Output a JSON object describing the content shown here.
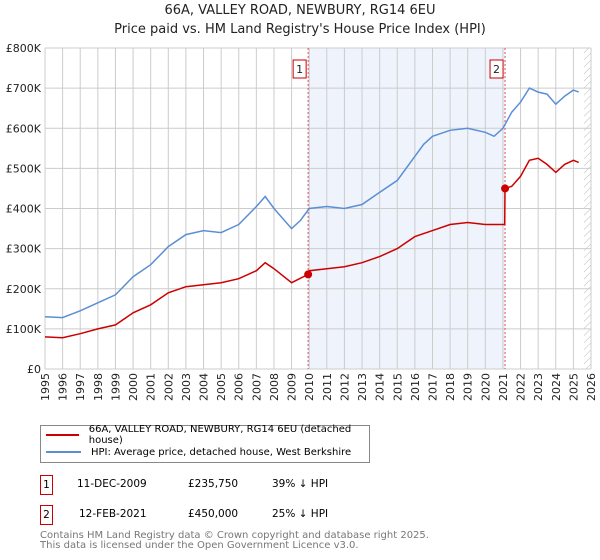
{
  "title": "66A, VALLEY ROAD, NEWBURY, RG14 6EU",
  "subtitle": "Price paid vs. HM Land Registry's House Price Index (HPI)",
  "chart_data": {
    "type": "line",
    "xlim": [
      1995,
      2026
    ],
    "ylim": [
      0,
      800000
    ],
    "yticks": [
      {
        "v": 0,
        "label": "£0"
      },
      {
        "v": 100000,
        "label": "£100K"
      },
      {
        "v": 200000,
        "label": "£200K"
      },
      {
        "v": 300000,
        "label": "£300K"
      },
      {
        "v": 400000,
        "label": "£400K"
      },
      {
        "v": 500000,
        "label": "£500K"
      },
      {
        "v": 600000,
        "label": "£600K"
      },
      {
        "v": 700000,
        "label": "£700K"
      },
      {
        "v": 800000,
        "label": "£800K"
      }
    ],
    "xticks": [
      "1995",
      "1996",
      "1997",
      "1998",
      "1999",
      "2000",
      "2001",
      "2002",
      "2003",
      "2004",
      "2005",
      "2006",
      "2007",
      "2008",
      "2009",
      "2010",
      "2011",
      "2012",
      "2013",
      "2014",
      "2015",
      "2016",
      "2017",
      "2018",
      "2019",
      "2020",
      "2021",
      "2022",
      "2023",
      "2024",
      "2025",
      "2026"
    ],
    "series": [
      {
        "name": "66A, VALLEY ROAD, NEWBURY, RG14 6EU (detached house)",
        "color": "#cc0000",
        "x": [
          1995,
          1996,
          1997,
          1998,
          1999,
          2000,
          2001,
          2002,
          2003,
          2004,
          2005,
          2006,
          2007,
          2007.5,
          2008,
          2009,
          2009.94,
          2010,
          2011,
          2012,
          2013,
          2014,
          2015,
          2016,
          2017,
          2018,
          2019,
          2020,
          2021.1,
          2021.12,
          2021.5,
          2022,
          2022.5,
          2023,
          2023.5,
          2024,
          2024.5,
          2025,
          2025.3
        ],
        "y": [
          80000,
          78000,
          88000,
          100000,
          110000,
          140000,
          160000,
          190000,
          205000,
          210000,
          215000,
          225000,
          245000,
          265000,
          250000,
          215000,
          235750,
          245000,
          250000,
          255000,
          265000,
          280000,
          300000,
          330000,
          345000,
          360000,
          365000,
          360000,
          360000,
          450000,
          455000,
          480000,
          520000,
          525000,
          510000,
          490000,
          510000,
          520000,
          515000
        ]
      },
      {
        "name": "HPI: Average price, detached house, West Berkshire",
        "color": "#5b8fd4",
        "x": [
          1995,
          1996,
          1997,
          1998,
          1999,
          2000,
          2001,
          2002,
          2003,
          2004,
          2005,
          2006,
          2007,
          2007.5,
          2008,
          2009,
          2009.5,
          2010,
          2011,
          2012,
          2013,
          2014,
          2015,
          2016,
          2016.5,
          2017,
          2018,
          2019,
          2020,
          2020.5,
          2021,
          2021.5,
          2022,
          2022.5,
          2023,
          2023.5,
          2024,
          2024.5,
          2025,
          2025.3
        ],
        "y": [
          130000,
          128000,
          145000,
          165000,
          185000,
          230000,
          260000,
          305000,
          335000,
          345000,
          340000,
          360000,
          405000,
          430000,
          400000,
          350000,
          370000,
          400000,
          405000,
          400000,
          410000,
          440000,
          470000,
          530000,
          560000,
          580000,
          595000,
          600000,
          590000,
          580000,
          600000,
          640000,
          665000,
          700000,
          690000,
          685000,
          660000,
          680000,
          695000,
          690000
        ]
      }
    ],
    "sales": [
      {
        "label": "1",
        "x": 2009.94,
        "y": 235750
      },
      {
        "label": "2",
        "x": 2021.12,
        "y": 450000
      }
    ],
    "hatch_from": 2025.6
  },
  "table": [
    {
      "num": "1",
      "date": "11-DEC-2009",
      "price": "£235,750",
      "hpi": "39% ↓ HPI"
    },
    {
      "num": "2",
      "date": "12-FEB-2021",
      "price": "£450,000",
      "hpi": "25% ↓ HPI"
    }
  ],
  "footer": [
    "Contains HM Land Registry data © Crown copyright and database right 2025.",
    "This data is licensed under the Open Government Licence v3.0."
  ]
}
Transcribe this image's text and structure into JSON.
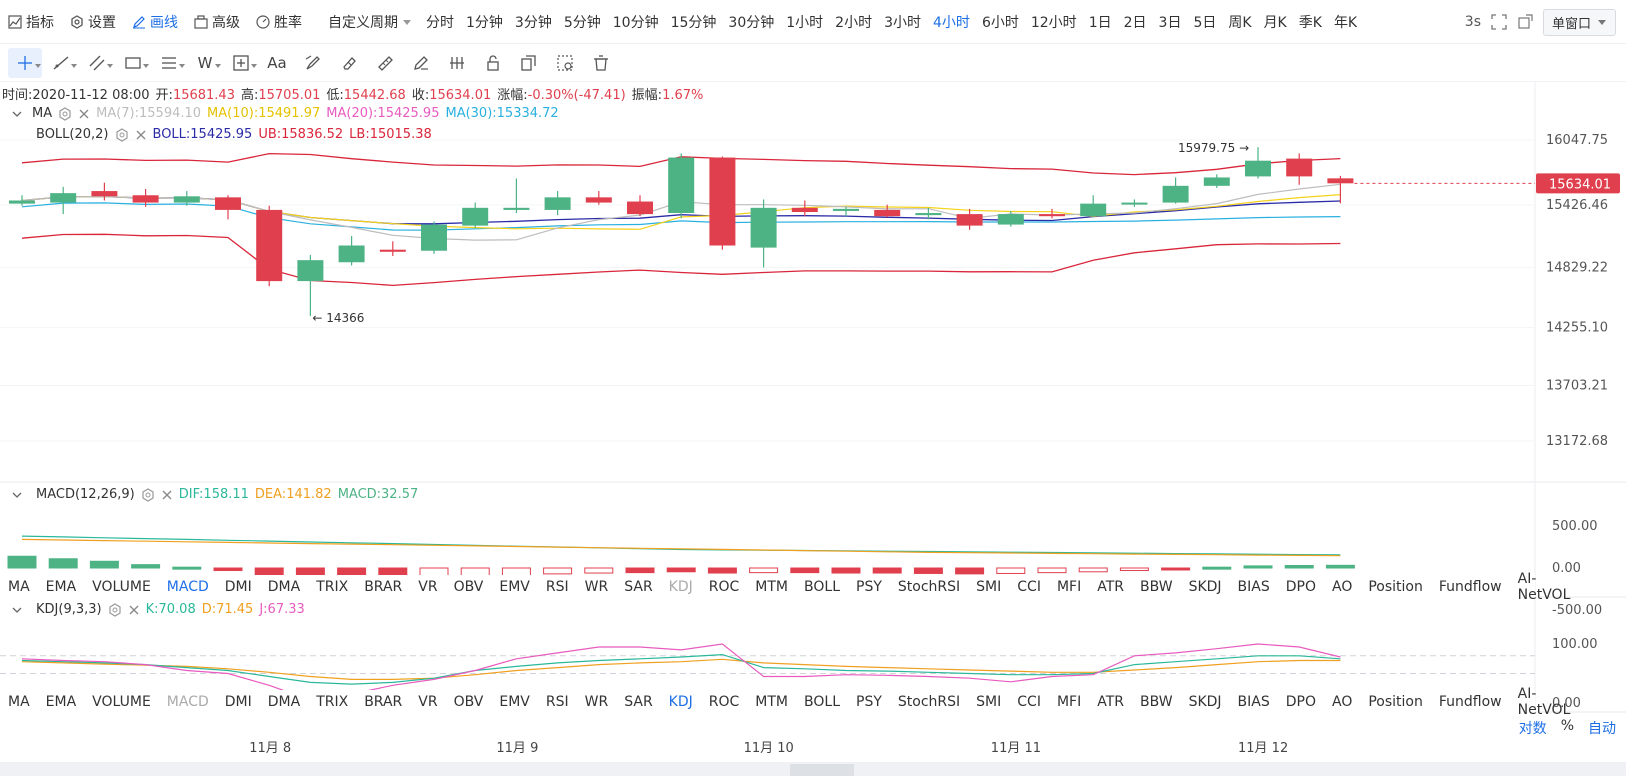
{
  "topbar": {
    "items": [
      {
        "label": "指标",
        "icon": "indicator-icon"
      },
      {
        "label": "设置",
        "icon": "gear-icon"
      },
      {
        "label": "画线",
        "icon": "pen-icon",
        "active": true
      },
      {
        "label": "高级",
        "icon": "briefcase-icon"
      },
      {
        "label": "胜率",
        "icon": "gauge-icon"
      }
    ],
    "custom_period": "自定义周期",
    "periods": [
      "分时",
      "1分钟",
      "3分钟",
      "5分钟",
      "10分钟",
      "15分钟",
      "30分钟",
      "1小时",
      "2小时",
      "3小时",
      "4小时",
      "6小时",
      "12小时",
      "1日",
      "2日",
      "3日",
      "5日",
      "周K",
      "月K",
      "季K",
      "年K"
    ],
    "active_period": "4小时",
    "refresh": "3s",
    "window_mode": "单窗口"
  },
  "drawbar": {
    "tools": [
      "crosshair-icon",
      "line-icon",
      "parallel-line-icon",
      "rect-icon",
      "fib-icon",
      "wave-icon",
      "measure-icon",
      "text-icon",
      "brush-icon",
      "eraser-icon",
      "ruler-icon",
      "pencil-icon",
      "pattern-icon",
      "lock-icon",
      "copy-icon",
      "settings-grid-icon",
      "trash-icon"
    ],
    "text_tool": "Aa",
    "wave_tool": "W"
  },
  "info": {
    "time_label": "时间:",
    "time": "2020-11-12 08:00",
    "open_label": "开:",
    "open": "15681.43",
    "high_label": "高:",
    "high": "15705.01",
    "low_label": "低:",
    "low": "15442.68",
    "close_label": "收:",
    "close": "15634.01",
    "change_label": "涨幅:",
    "change": "-0.30%(-47.41)",
    "amp_label": "振幅:",
    "amp": "1.67%"
  },
  "ma_legend": {
    "name": "MA",
    "ma7": "MA(7):15594.10",
    "ma10": "MA(10):15491.97",
    "ma20": "MA(20):15425.95",
    "ma30": "MA(30):15334.72"
  },
  "boll_legend": {
    "name": "BOLL(20,2)",
    "boll": "BOLL:15425.95",
    "ub": "UB:15836.52",
    "lb": "LB:15015.38"
  },
  "price_axis": [
    "16047.75",
    "15426.46",
    "14829.22",
    "14255.10",
    "13703.21",
    "13172.68"
  ],
  "current_price": "15634.01",
  "annotations": {
    "high": "15979.75",
    "low": "14366"
  },
  "macd_legend": {
    "name": "MACD(12,26,9)",
    "dif": "DIF:158.11",
    "dea": "DEA:141.82",
    "macd": "MACD:32.57"
  },
  "macd_axis": [
    "500.00",
    "0.00",
    "-500.00"
  ],
  "kdj_legend": {
    "name": "KDJ(9,3,3)",
    "k": "K:70.08",
    "d": "D:71.45",
    "j": "J:67.33"
  },
  "kdj_axis": [
    "100.00",
    "0.00"
  ],
  "indicators": [
    "MA",
    "EMA",
    "VOLUME",
    "MACD",
    "DMI",
    "DMA",
    "TRIX",
    "BRAR",
    "VR",
    "OBV",
    "EMV",
    "RSI",
    "WR",
    "SAR",
    "KDJ",
    "ROC",
    "MTM",
    "BOLL",
    "PSY",
    "StochRSI",
    "SMI",
    "CCI",
    "MFI",
    "ATR",
    "BBW",
    "SKDJ",
    "BIAS",
    "DPO",
    "AO",
    "Position",
    "Fundflow",
    "AI-NetVOL"
  ],
  "time_axis": [
    "11月 8",
    "11月 9",
    "11月 10",
    "11月 11",
    "11月 12"
  ],
  "bottom_right": {
    "log": "对数",
    "pct": "%",
    "auto": "自动"
  },
  "colors": {
    "up": "#4db384",
    "down": "#e0404e",
    "accent": "#1e6fe6",
    "ma7": "#bdbdbd",
    "ma10": "#f5d21a",
    "ma20": "#e85bbf",
    "ma30": "#2ab0e0",
    "boll": "#2b2ba8",
    "bands": "#d9263a"
  },
  "chart_data": {
    "type": "candlestick",
    "interval": "4小时",
    "candles": [
      {
        "o": 15440,
        "c": 15470,
        "h": 15520,
        "l": 15420
      },
      {
        "o": 15450,
        "c": 15540,
        "h": 15600,
        "l": 15340
      },
      {
        "o": 15560,
        "c": 15510,
        "h": 15640,
        "l": 15470
      },
      {
        "o": 15520,
        "c": 15450,
        "h": 15580,
        "l": 15410
      },
      {
        "o": 15450,
        "c": 15510,
        "h": 15560,
        "l": 15420
      },
      {
        "o": 15500,
        "c": 15380,
        "h": 15520,
        "l": 15290
      },
      {
        "o": 15380,
        "c": 14700,
        "h": 15420,
        "l": 14650
      },
      {
        "o": 14700,
        "c": 14900,
        "h": 14950,
        "l": 14366
      },
      {
        "o": 14880,
        "c": 15040,
        "h": 15130,
        "l": 14850
      },
      {
        "o": 15000,
        "c": 14980,
        "h": 15080,
        "l": 14940
      },
      {
        "o": 14990,
        "c": 15240,
        "h": 15270,
        "l": 14960
      },
      {
        "o": 15230,
        "c": 15400,
        "h": 15450,
        "l": 15210
      },
      {
        "o": 15380,
        "c": 15400,
        "h": 15680,
        "l": 15350
      },
      {
        "o": 15380,
        "c": 15500,
        "h": 15560,
        "l": 15330
      },
      {
        "o": 15500,
        "c": 15450,
        "h": 15560,
        "l": 15430
      },
      {
        "o": 15460,
        "c": 15340,
        "h": 15520,
        "l": 15320
      },
      {
        "o": 15350,
        "c": 15880,
        "h": 15920,
        "l": 15300
      },
      {
        "o": 15880,
        "c": 15040,
        "h": 15890,
        "l": 15000
      },
      {
        "o": 15020,
        "c": 15400,
        "h": 15480,
        "l": 14830
      },
      {
        "o": 15400,
        "c": 15360,
        "h": 15470,
        "l": 15320
      },
      {
        "o": 15370,
        "c": 15390,
        "h": 15410,
        "l": 15320
      },
      {
        "o": 15380,
        "c": 15320,
        "h": 15430,
        "l": 15310
      },
      {
        "o": 15330,
        "c": 15350,
        "h": 15400,
        "l": 15290
      },
      {
        "o": 15340,
        "c": 15230,
        "h": 15390,
        "l": 15190
      },
      {
        "o": 15240,
        "c": 15340,
        "h": 15370,
        "l": 15220
      },
      {
        "o": 15340,
        "c": 15320,
        "h": 15390,
        "l": 15300
      },
      {
        "o": 15320,
        "c": 15440,
        "h": 15520,
        "l": 15310
      },
      {
        "o": 15440,
        "c": 15450,
        "h": 15480,
        "l": 15410
      },
      {
        "o": 15450,
        "c": 15610,
        "h": 15690,
        "l": 15440
      },
      {
        "o": 15610,
        "c": 15690,
        "h": 15720,
        "l": 15590
      },
      {
        "o": 15700,
        "c": 15850,
        "h": 15979.75,
        "l": 15680
      },
      {
        "o": 15870,
        "c": 15700,
        "h": 15920,
        "l": 15620
      },
      {
        "o": 15681.43,
        "c": 15634.01,
        "h": 15705.01,
        "l": 15442.68
      }
    ]
  }
}
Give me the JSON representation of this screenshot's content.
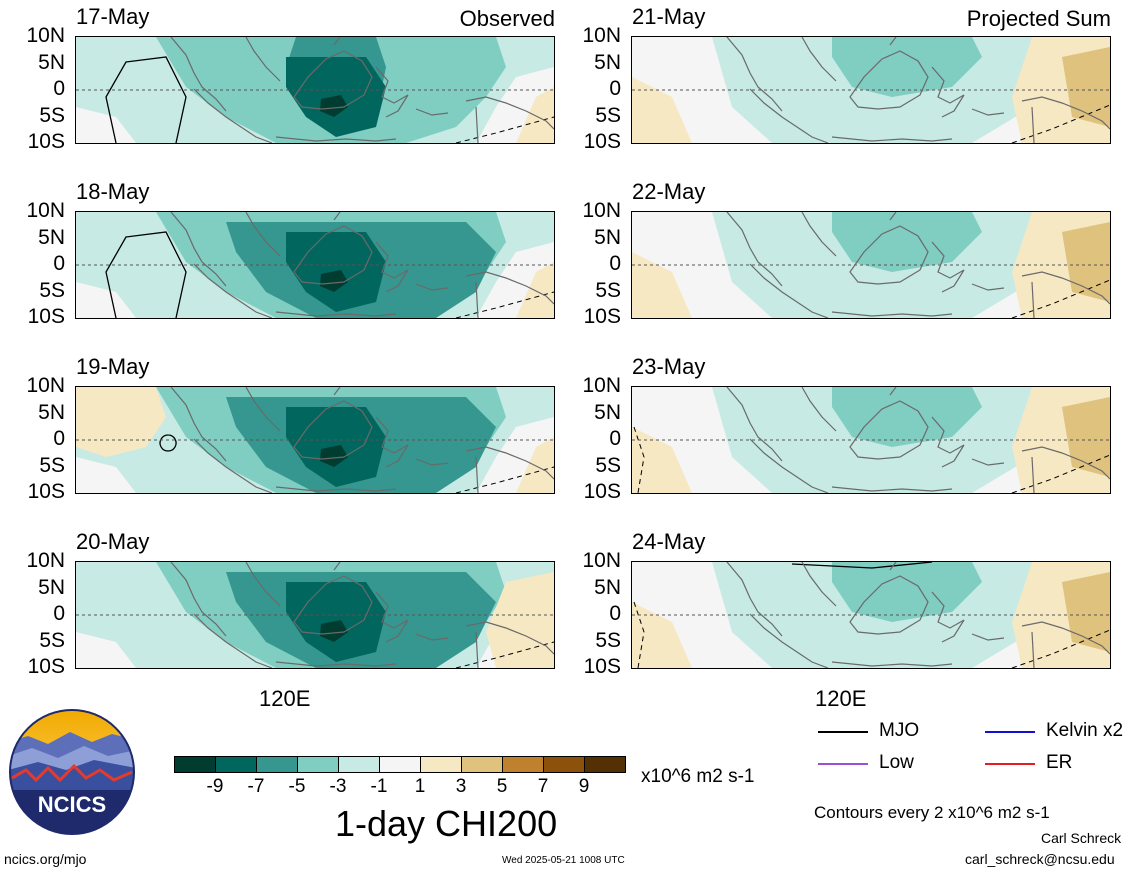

□ □ □ □

Scan the entries above. Copy each line that has the string "Land".

• TASK ANSWER:
  "subtitle": "Price paid vs. HM Land Registry's House Price Index (HPI)",
    "Contains HM Land Registry data © Crown copyright and database right 2025.",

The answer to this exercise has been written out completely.